AIM OF THE EXERCISE: Your task is to locate every line holding the string "icon" and to copy each of them.

RECORDED DATA:
____

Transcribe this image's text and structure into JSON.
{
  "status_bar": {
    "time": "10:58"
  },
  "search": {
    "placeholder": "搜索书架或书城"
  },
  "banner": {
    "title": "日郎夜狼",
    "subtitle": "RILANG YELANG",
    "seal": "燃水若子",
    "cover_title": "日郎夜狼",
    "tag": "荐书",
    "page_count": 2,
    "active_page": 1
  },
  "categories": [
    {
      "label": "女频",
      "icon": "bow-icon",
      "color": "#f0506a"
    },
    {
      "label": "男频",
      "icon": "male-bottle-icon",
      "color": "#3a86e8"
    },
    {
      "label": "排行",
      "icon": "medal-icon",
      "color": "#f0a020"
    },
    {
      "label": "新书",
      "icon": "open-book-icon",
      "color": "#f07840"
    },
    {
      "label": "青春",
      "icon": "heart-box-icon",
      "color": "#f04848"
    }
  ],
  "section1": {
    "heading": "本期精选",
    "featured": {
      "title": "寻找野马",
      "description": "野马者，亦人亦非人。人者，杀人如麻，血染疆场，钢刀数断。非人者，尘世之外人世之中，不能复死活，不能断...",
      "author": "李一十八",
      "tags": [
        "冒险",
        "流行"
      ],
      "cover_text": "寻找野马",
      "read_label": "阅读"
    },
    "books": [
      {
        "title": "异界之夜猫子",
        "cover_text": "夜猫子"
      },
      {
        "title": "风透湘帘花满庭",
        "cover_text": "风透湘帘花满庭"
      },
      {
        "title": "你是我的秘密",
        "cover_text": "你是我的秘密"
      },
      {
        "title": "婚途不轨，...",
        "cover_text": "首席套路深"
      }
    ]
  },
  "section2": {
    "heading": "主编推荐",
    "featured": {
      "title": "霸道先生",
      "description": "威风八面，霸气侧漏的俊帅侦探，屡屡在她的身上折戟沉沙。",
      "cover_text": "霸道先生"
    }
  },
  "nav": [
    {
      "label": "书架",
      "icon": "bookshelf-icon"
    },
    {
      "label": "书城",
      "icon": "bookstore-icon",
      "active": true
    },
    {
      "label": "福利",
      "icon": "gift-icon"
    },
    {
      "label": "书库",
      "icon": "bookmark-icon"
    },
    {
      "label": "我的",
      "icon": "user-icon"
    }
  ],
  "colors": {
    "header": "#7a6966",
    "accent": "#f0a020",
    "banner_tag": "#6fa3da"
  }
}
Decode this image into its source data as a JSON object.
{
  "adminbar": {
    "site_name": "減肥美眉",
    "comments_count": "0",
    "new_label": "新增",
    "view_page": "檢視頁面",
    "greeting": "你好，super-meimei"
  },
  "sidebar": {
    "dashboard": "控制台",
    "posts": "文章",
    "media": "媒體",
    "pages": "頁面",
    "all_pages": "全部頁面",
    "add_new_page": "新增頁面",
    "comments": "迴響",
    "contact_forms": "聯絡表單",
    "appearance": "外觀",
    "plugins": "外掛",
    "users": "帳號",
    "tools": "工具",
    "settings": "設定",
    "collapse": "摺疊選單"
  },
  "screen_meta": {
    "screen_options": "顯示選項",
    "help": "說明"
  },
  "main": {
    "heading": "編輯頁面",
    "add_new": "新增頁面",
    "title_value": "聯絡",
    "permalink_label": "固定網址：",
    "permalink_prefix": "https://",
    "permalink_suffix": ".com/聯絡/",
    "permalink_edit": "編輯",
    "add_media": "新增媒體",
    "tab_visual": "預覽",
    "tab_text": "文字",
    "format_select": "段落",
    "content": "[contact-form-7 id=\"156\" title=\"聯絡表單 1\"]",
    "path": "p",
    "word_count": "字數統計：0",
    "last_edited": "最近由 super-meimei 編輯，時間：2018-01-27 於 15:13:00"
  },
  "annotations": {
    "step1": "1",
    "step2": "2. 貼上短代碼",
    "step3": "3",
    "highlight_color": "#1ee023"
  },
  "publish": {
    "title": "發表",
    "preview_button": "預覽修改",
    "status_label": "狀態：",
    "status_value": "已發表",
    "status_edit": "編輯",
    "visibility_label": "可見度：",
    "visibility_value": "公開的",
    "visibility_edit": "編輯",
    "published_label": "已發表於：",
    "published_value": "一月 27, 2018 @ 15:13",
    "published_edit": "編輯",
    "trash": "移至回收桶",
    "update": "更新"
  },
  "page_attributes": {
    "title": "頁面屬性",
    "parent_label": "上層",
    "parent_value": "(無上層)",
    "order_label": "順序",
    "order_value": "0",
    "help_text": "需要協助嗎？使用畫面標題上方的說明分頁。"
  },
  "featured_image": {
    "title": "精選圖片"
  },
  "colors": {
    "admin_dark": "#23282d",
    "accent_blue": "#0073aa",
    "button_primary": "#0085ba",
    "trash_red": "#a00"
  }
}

____

EXERCISE ANSWER:
      "icon": "bow-icon",
      "icon": "male-bottle-icon",
      "icon": "medal-icon",
      "icon": "open-book-icon",
      "icon": "heart-box-icon",
      "icon": "bookshelf-icon"
      "icon": "bookstore-icon",
      "icon": "gift-icon"
      "icon": "bookmark-icon"
      "icon": "user-icon"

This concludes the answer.